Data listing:
+ + +

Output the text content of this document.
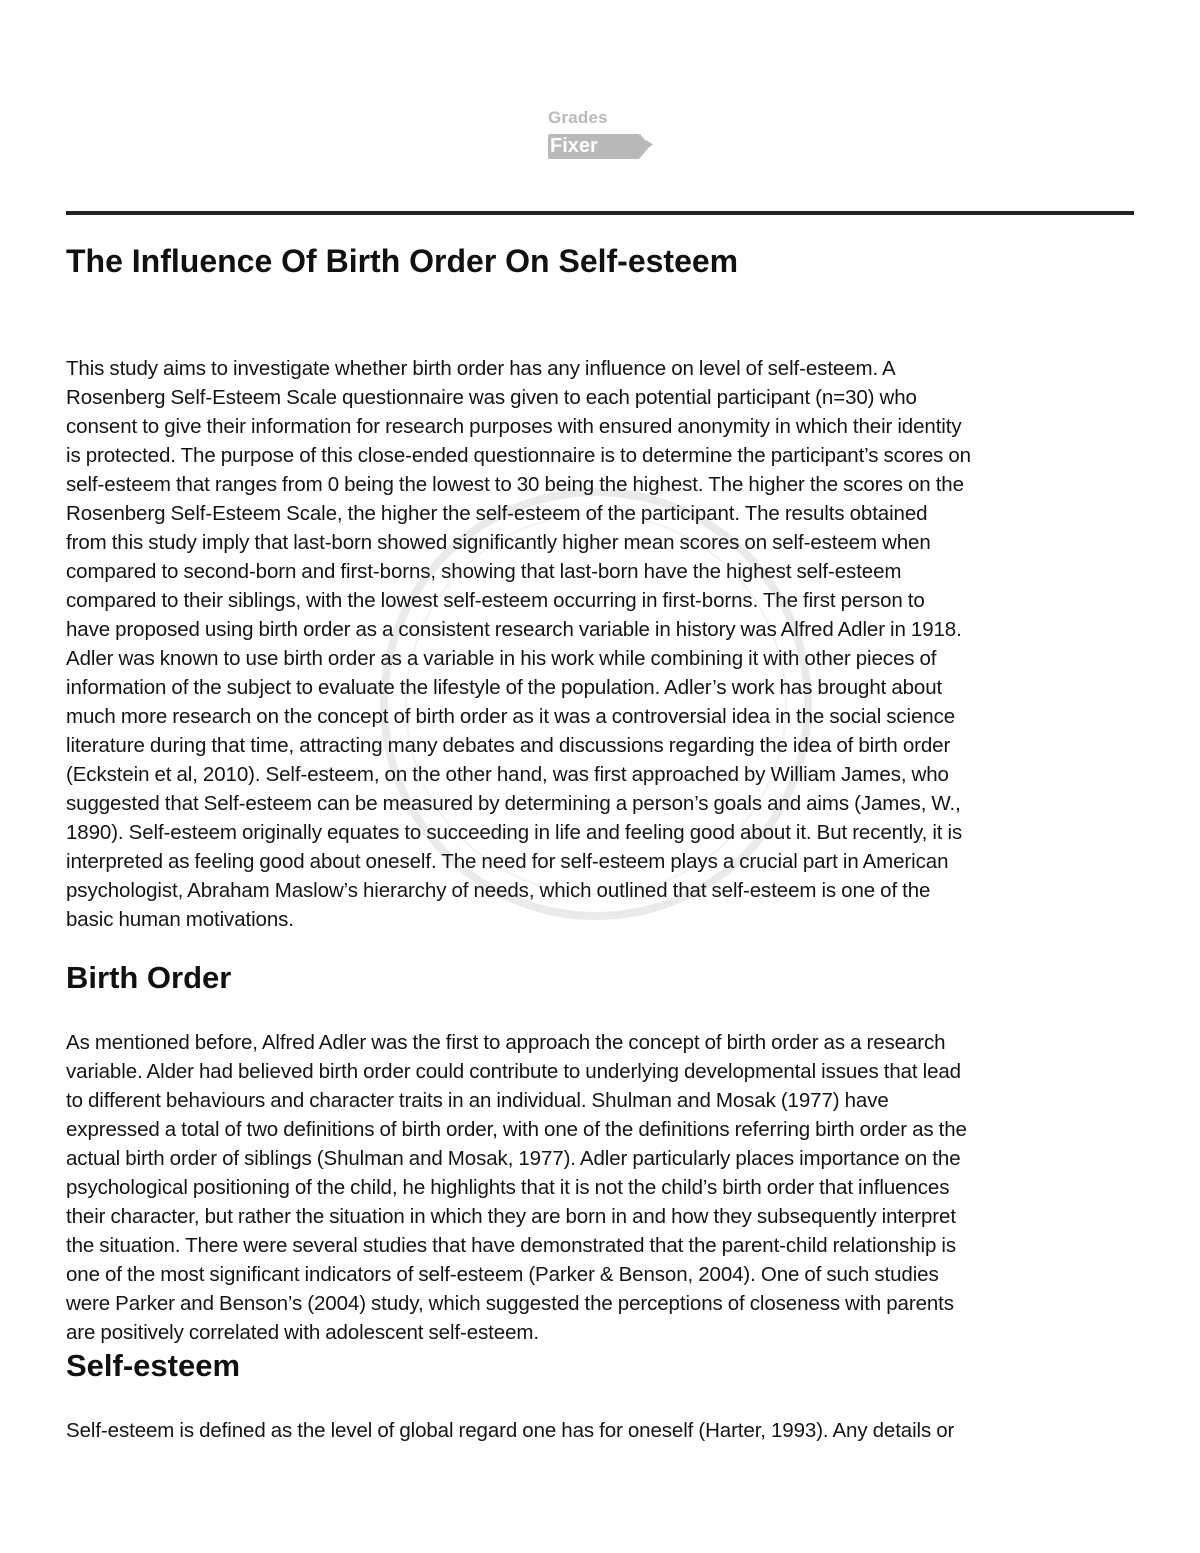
Grades
Fixer
The Influence Of Birth Order On Self-esteem
This study aims to investigate whether birth order has any influence on level of self-esteem. A
Rosenberg Self-Esteem Scale questionnaire was given to each potential participant (n=30) who
consent to give their information for research purposes with ensured anonymity in which their identity
is protected. The purpose of this close-ended questionnaire is to determine the participant’s scores on
self-esteem that ranges from 0 being the lowest to 30 being the highest. The higher the scores on the
Rosenberg Self-Esteem Scale, the higher the self-esteem of the participant. The results obtained
from this study imply that last-born showed significantly higher mean scores on self-esteem when
compared to second-born and first-borns, showing that last-born have the highest self-esteem
compared to their siblings, with the lowest self-esteem occurring in first-borns. The first person to
have proposed using birth order as a consistent research variable in history was Alfred Adler in 1918.
Adler was known to use birth order as a variable in his work while combining it with other pieces of
information of the subject to evaluate the lifestyle of the population. Adler’s work has brought about
much more research on the concept of birth order as it was a controversial idea in the social science
literature during that time, attracting many debates and discussions regarding the idea of birth order
(Eckstein et al, 2010). Self-esteem, on the other hand, was first approached by William James, who
suggested that Self-esteem can be measured by determining a person’s goals and aims (James, W.,
1890). Self-esteem originally equates to succeeding in life and feeling good about it. But recently, it is
interpreted as feeling good about oneself. The need for self-esteem plays a crucial part in American
psychologist, Abraham Maslow’s hierarchy of needs, which outlined that self-esteem is one of the
basic human motivations.
Birth Order
As mentioned before, Alfred Adler was the first to approach the concept of birth order as a research
variable. Alder had believed birth order could contribute to underlying developmental issues that lead
to different behaviours and character traits in an individual. Shulman and Mosak (1977) have
expressed a total of two definitions of birth order, with one of the definitions referring birth order as the
actual birth order of siblings (Shulman and Mosak, 1977). Adler particularly places importance on the
psychological positioning of the child, he highlights that it is not the child’s birth order that influences
their character, but rather the situation in which they are born in and how they subsequently interpret
the situation. There were several studies that have demonstrated that the parent-child relationship is
one of the most significant indicators of self-esteem (Parker & Benson, 2004). One of such studies
were Parker and Benson’s (2004) study, which suggested the perceptions of closeness with parents
are positively correlated with adolescent self-esteem.
Self-esteem
Self-esteem is defined as the level of global regard one has for oneself (Harter, 1993). Any details or
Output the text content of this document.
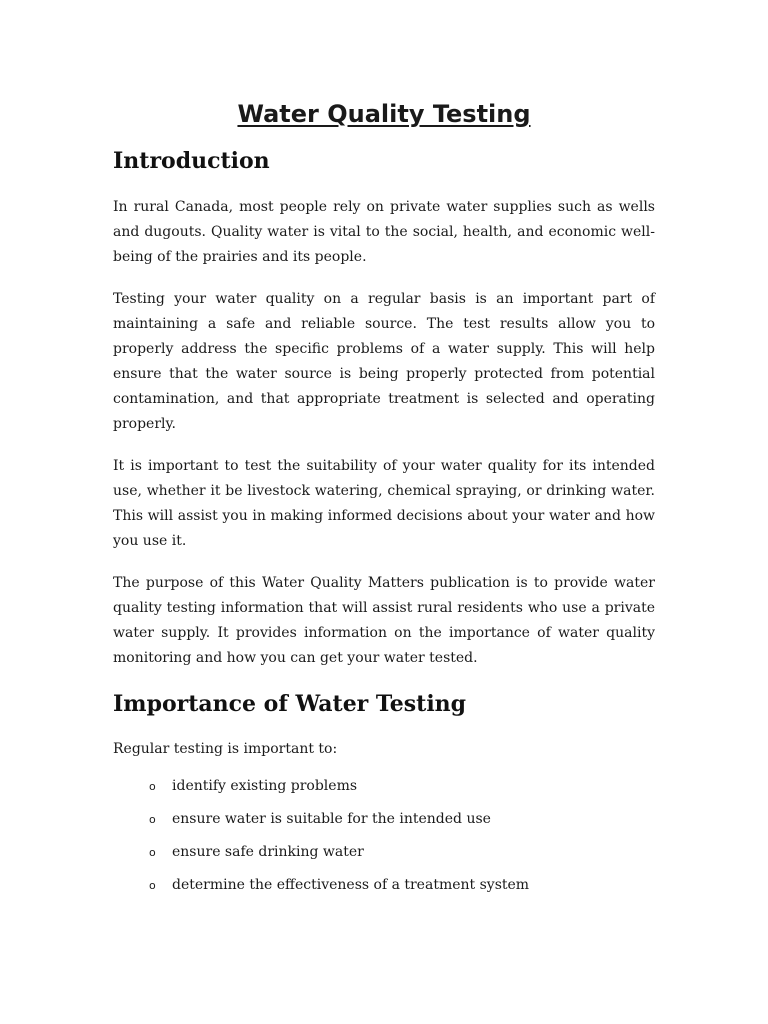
Water Quality Testing
Introduction

In rural Canada, most people rely on private water supplies such as wells and dugouts. Quality water is vital to the social, health, and economic well-being of the prairies and its people.

Testing your water quality on a regular basis is an important part of maintaining a safe and reliable source. The test results allow you to properly address the specific problems of a water supply. This will help ensure that the water source is being properly protected from potential contamination, and that appropriate treatment is selected and operating properly.

It is important to test the suitability of your water quality for its intended use, whether it be livestock watering, chemical spraying, or drinking water. This will assist you in making informed decisions about your water and how you use it.

The purpose of this Water Quality Matters publication is to provide water quality testing information that will assist rural residents who use a private water supply. It provides information on the importance of water quality monitoring and how you can get your water tested.

Importance of Water Testing

Regular testing is important to:

o identify existing problems
o ensure water is suitable for the intended use
o ensure safe drinking water
o determine the effectiveness of a treatment system
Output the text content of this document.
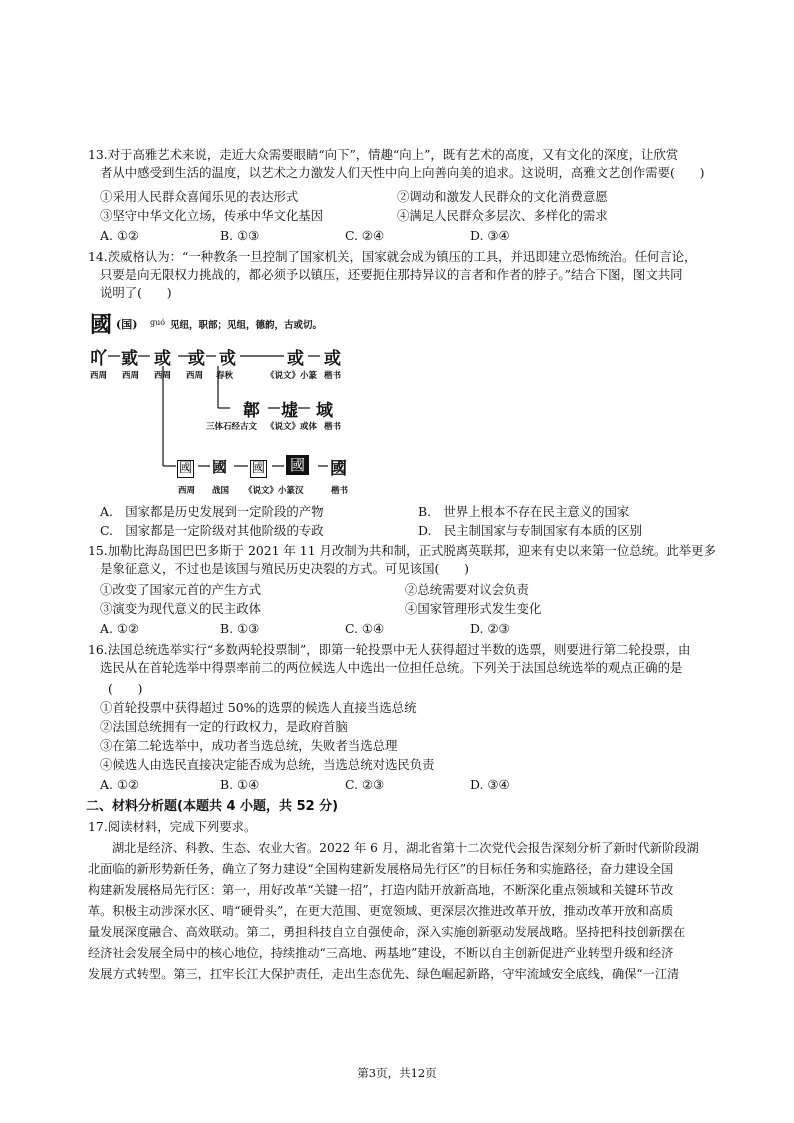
13.对于高雅艺术来说，走近大众需要眼睛“向下”，情趣“向上”，既有艺术的高度，又有文化的深度，让欣赏
者从中感受到生活的温度，以艺术之力激发人们天性中向上向善向美的追求。这说明，高雅文艺创作需要(　　)
①采用人民群众喜闻乐见的表达形式	②调动和激发人民群众的文化消费意愿
③坚守中华文化立场，传承中华文化基因	④满足人民群众多层次、多样化的需求
A. ①②	B. ①③	C. ②④	D. ③④
14.茨威格认为：“一种教条一旦控制了国家机关，国家就会成为镇压的工具，并迅即建立恐怖统治。任何言论，
只要是向无限权力挑战的，都必须予以镇压，还要扼住那持异议的言者和作者的脖子。”结合下图，图文共同
说明了(　　)
國 (国) guó 见纽，职部；见组，德韵，古或切。
吖 戜 或 或 戓	或 或
西周 西周 西周 西周 春秋	《说文》小篆 楷书
郼 墟 域
三体石经古文 《说文》或体 楷书
國 國 國 國 國
西周 战国 《说文》小篆 汉	楷书
A.　国家都是历史发展到一定阶段的产物	B.　世界上根本不存在民主意义的国家
C.　国家都是一定阶级对其他阶级的专政	D.　民主制国家与专制国家有本质的区别
15.加勒比海岛国巴巴多斯于 2021 年 11 月改制为共和制，正式脱离英联邦，迎来有史以来第一位总统。此举更多
是象征意义，不过也是该国与殖民历史决裂的方式。可见该国(　　)
①改变了国家元首的产生方式	②总统需要对议会负责
③演变为现代意义的民主政体	④国家管理形式发生变化
A. ①②	B. ①③	C. ①④	D. ②③
16.法国总统选举实行“多数两轮投票制”，即第一轮投票中无人获得超过半数的选票，则要进行第二轮投票，由
选民从在首轮选举中得票率前二的两位候选人中选出一位担任总统。下列关于法国总统选举的观点正确的是
(　　)
①首轮投票中获得超过 50%的选票的候选人直接当选总统
②法国总统拥有一定的行政权力，是政府首脑
③在第二轮选举中，成功者当选总统，失败者当选总理
④候选人由选民直接决定能否成为总统，当选总统对选民负责
A. ①②	B. ①④	C. ②③	D. ③④
二、材料分析题(本题共 4 小题，共 52 分)
17.阅读材料，完成下列要求。
湖北是经济、科教、生态、农业大省。2022 年 6 月，湖北省第十二次党代会报告深刻分析了新时代新阶段湖
北面临的新形势新任务，确立了努力建设“全国构建新发展格局先行区”的目标任务和实施路径，奋力建设全国
构建新发展格局先行区：第一，用好改革“关键一招”，打造内陆开放新高地，不断深化重点领域和关键环节改
革。积极主动涉深水区、啃“硬骨头”，在更大范围、更宽领域、更深层次推进改革开放，推动改革开放和高质
量发展深度融合、高效联动。第二，勇担科技自立自强使命，深入实施创新驱动发展战略。坚持把科技创新摆在
经济社会发展全局中的核心地位，持续推动“三高地、两基地”建设，不断以自主创新促进产业转型升级和经济
发展方式转型。第三，扛牢长江大保护责任，走出生态优先、绿色崛起新路，守牢流域安全底线，确保“一江清
第3页，共12页
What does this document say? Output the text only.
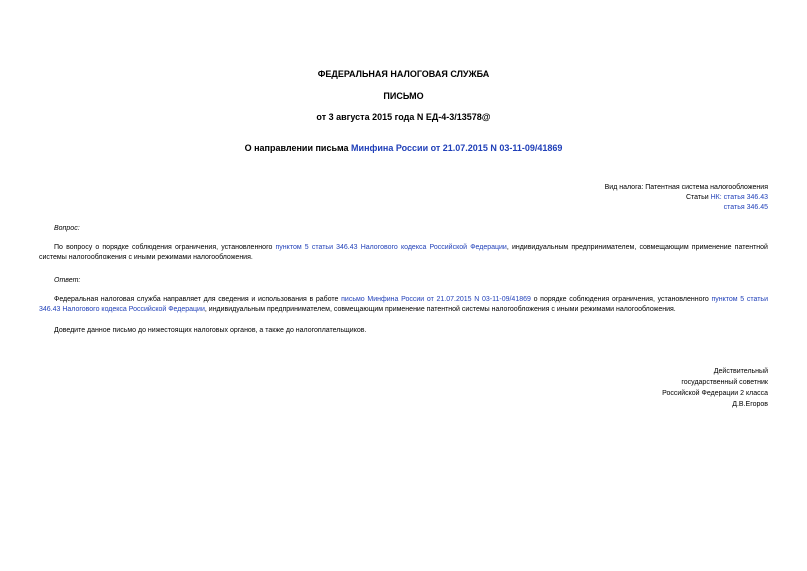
ФЕДЕРАЛЬНАЯ НАЛОГОВАЯ СЛУЖБА
ПИСЬМО
от 3 августа 2015 года N ЕД-4-3/13578@
О направлении письма Минфина России от 21.07.2015 N 03-11-09/41869
Вид налога: Патентная система налогообложения
Статьи НК: статья 346.43
статья 346.45
Вопрос:
По вопросу о порядке соблюдения ограничения, установленного пунктом 5 статьи 346.43 Налогового кодекса Российской Федерации, индивидуальным предпринимателем, совмещающим применение патентной системы налогообложения с иными режимами налогообложения.
Ответ:
Федеральная налоговая служба направляет для сведения и использования в работе письмо Минфина России от 21.07.2015 N 03-11-09/41869 о порядке соблюдения ограничения, установленного пунктом 5 статьи 346.43 Налогового кодекса Российской Федерации, индивидуальным предпринимателем, совмещающим применение патентной системы налогообложения с иными режимами налогообложения.
Доведите данное письмо до нижестоящих налоговых органов, а также до налогоплательщиков.
Действительный
государственный советник
Российской Федерации 2 класса
Д.В.Егоров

+ + +

--- EXERCISE ---
Copy everything in the records above except the pictures, exactly as written.

--- ANSWER FOR THIS EXERCISE ---
Output the text content of this document.
Grades
Fixer
The Influence Of Birth Order On Self-esteem
This study aims to investigate whether birth order has any influence on level of self-esteem. A
Rosenberg Self-Esteem Scale questionnaire was given to each potential participant (n=30) who
consent to give their information for research purposes with ensured anonymity in which their identity
is protected. The purpose of this close-ended questionnaire is to determine the participant’s scores on
self-esteem that ranges from 0 being the lowest to 30 being the highest. The higher the scores on the
Rosenberg Self-Esteem Scale, the higher the self-esteem of the participant. The results obtained
from this study imply that last-born showed significantly higher mean scores on self-esteem when
compared to second-born and first-borns, showing that last-born have the highest self-esteem
compared to their siblings, with the lowest self-esteem occurring in first-borns. The first person to
have proposed using birth order as a consistent research variable in history was Alfred Adler in 1918.
Adler was known to use birth order as a variable in his work while combining it with other pieces of
information of the subject to evaluate the lifestyle of the population. Adler’s work has brought about
much more research on the concept of birth order as it was a controversial idea in the social science
literature during that time, attracting many debates and discussions regarding the idea of birth order
(Eckstein et al, 2010). Self-esteem, on the other hand, was first approached by William James, who
suggested that Self-esteem can be measured by determining a person’s goals and aims (James, W.,
1890). Self-esteem originally equates to succeeding in life and feeling good about it. But recently, it is
interpreted as feeling good about oneself. The need for self-esteem plays a crucial part in American
psychologist, Abraham Maslow’s hierarchy of needs, which outlined that self-esteem is one of the
basic human motivations.
Birth Order
As mentioned before, Alfred Adler was the first to approach the concept of birth order as a research
variable. Alder had believed birth order could contribute to underlying developmental issues that lead
to different behaviours and character traits in an individual. Shulman and Mosak (1977) have
expressed a total of two definitions of birth order, with one of the definitions referring birth order as the
actual birth order of siblings (Shulman and Mosak, 1977). Adler particularly places importance on the
psychological positioning of the child, he highlights that it is not the child’s birth order that influences
their character, but rather the situation in which they are born in and how they subsequently interpret
the situation. There were several studies that have demonstrated that the parent-child relationship is
one of the most significant indicators of self-esteem (Parker & Benson, 2004). One of such studies
were Parker and Benson’s (2004) study, which suggested the perceptions of closeness with parents
are positively correlated with adolescent self-esteem.
Self-esteem
Self-esteem is defined as the level of global regard one has for oneself (Harter, 1993). Any details or
Output the text content of this document.
Water Quality Testing
Introduction

In rural Canada, most people rely on private water supplies such as wells and dugouts. Quality water is vital to the social, health, and economic well-being of the prairies and its people.

Testing your water quality on a regular basis is an important part of maintaining a safe and reliable source. The test results allow you to properly address the specific problems of a water supply. This will help ensure that the water source is being properly protected from potential contamination, and that appropriate treatment is selected and operating properly.

It is important to test the suitability of your water quality for its intended use, whether it be livestock watering, chemical spraying, or drinking water. This will assist you in making informed decisions about your water and how you use it.

The purpose of this Water Quality Matters publication is to provide water quality testing information that will assist rural residents who use a private water supply. It provides information on the importance of water quality monitoring and how you can get your water tested.

Importance of Water Testing

Regular testing is important to:

o identify existing problems
o ensure water is suitable for the intended use
o ensure safe drinking water
o determine the effectiveness of a treatment system
Output the text content of this document.
13.对于高雅艺术来说，走近大众需要眼睛“向下”，情趣“向上”，既有艺术的高度，又有文化的深度，让欣赏
者从中感受到生活的温度，以艺术之力激发人们天性中向上向善向美的追求。这说明，高雅文艺创作需要(　　)
①采用人民群众喜闻乐见的表达形式	②调动和激发人民群众的文化消费意愿
③坚守中华文化立场，传承中华文化基因	④满足人民群众多层次、多样化的需求
A. ①②	B. ①③	C. ②④	D. ③④
14.茨威格认为：“一种教条一旦控制了国家机关，国家就会成为镇压的工具，并迅即建立恐怖统治。任何言论，
只要是向无限权力挑战的，都必须予以镇压，还要扼住那持异议的言者和作者的脖子。”结合下图，图文共同
说明了(　　)
國 (国) guó 见纽，职部；见组，德韵，古或切。
吖 戜 或 或 戓	或 或
西周 西周 西周 西周 春秋	《说文》小篆 楷书
郼 墟 域
三体石经古文 《说文》或体 楷书
國 國 國 國 國
西周 战国 《说文》小篆 汉	楷书
A.　国家都是历史发展到一定阶段的产物	B.　世界上根本不存在民主意义的国家
C.　国家都是一定阶级对其他阶级的专政	D.　民主制国家与专制国家有本质的区别
15.加勒比海岛国巴巴多斯于 2021 年 11 月改制为共和制，正式脱离英联邦，迎来有史以来第一位总统。此举更多
是象征意义，不过也是该国与殖民历史决裂的方式。可见该国(　　)
①改变了国家元首的产生方式	②总统需要对议会负责
③演变为现代意义的民主政体	④国家管理形式发生变化
A. ①②	B. ①③	C. ①④	D. ②③
16.法国总统选举实行“多数两轮投票制”，即第一轮投票中无人获得超过半数的选票，则要进行第二轮投票，由
选民从在首轮选举中得票率前二的两位候选人中选出一位担任总统。下列关于法国总统选举的观点正确的是
(　　)
①首轮投票中获得超过 50%的选票的候选人直接当选总统
②法国总统拥有一定的行政权力，是政府首脑
③在第二轮选举中，成功者当选总统，失败者当选总理
④候选人由选民直接决定能否成为总统，当选总统对选民负责
A. ①②	B. ①④	C. ②③	D. ③④
二、材料分析题(本题共 4 小题，共 52 分)
17.阅读材料，完成下列要求。
湖北是经济、科教、生态、农业大省。2022 年 6 月，湖北省第十二次党代会报告深刻分析了新时代新阶段湖
北面临的新形势新任务，确立了努力建设“全国构建新发展格局先行区”的目标任务和实施路径，奋力建设全国
构建新发展格局先行区：第一，用好改革“关键一招”，打造内陆开放新高地，不断深化重点领域和关键环节改
革。积极主动涉深水区、啃“硬骨头”，在更大范围、更宽领域、更深层次推进改革开放，推动改革开放和高质
量发展深度融合、高效联动。第二，勇担科技自立自强使命，深入实施创新驱动发展战略。坚持把科技创新摆在
经济社会发展全局中的核心地位，持续推动“三高地、两基地”建设，不断以自主创新促进产业转型升级和经济
发展方式转型。第三，扛牢长江大保护责任，走出生态优先、绿色崛起新路，守牢流域安全底线，确保“一江清
第3页，共12页
What does this document say? Output the text only.
ФЕДЕРАЛЬНАЯ НАЛОГОВАЯ СЛУЖБА
ПИСЬМО
от 3 августа 2015 года N ЕД-4-3/13578@
О направлении письма Минфина России от 21.07.2015 N 03-11-09/41869
Вид налога: Патентная система налогообложения
Статьи НК: статья 346.43
статья 346.45
Вопрос:
По вопросу о порядке соблюдения ограничения, установленного пунктом 5 статьи 346.43 Налогового кодекса Российской Федерации, индивидуальным предпринимателем, совмещающим применение патентной системы налогообложения с иными режимами налогообложения.
Ответ:
Федеральная налоговая служба направляет для сведения и использования в работе письмо Минфина России от 21.07.2015 N 03-11-09/41869 о порядке соблюдения ограничения, установленного пунктом 5 статьи 346.43 Налогового кодекса Российской Федерации, индивидуальным предпринимателем, совмещающим применение патентной системы налогообложения с иными режимами налогообложения.
Доведите данное письмо до нижестоящих налоговых органов, а также до налогоплательщиков.
Действительный
государственный советник
Российской Федерации 2 класса
Д.В.Егоров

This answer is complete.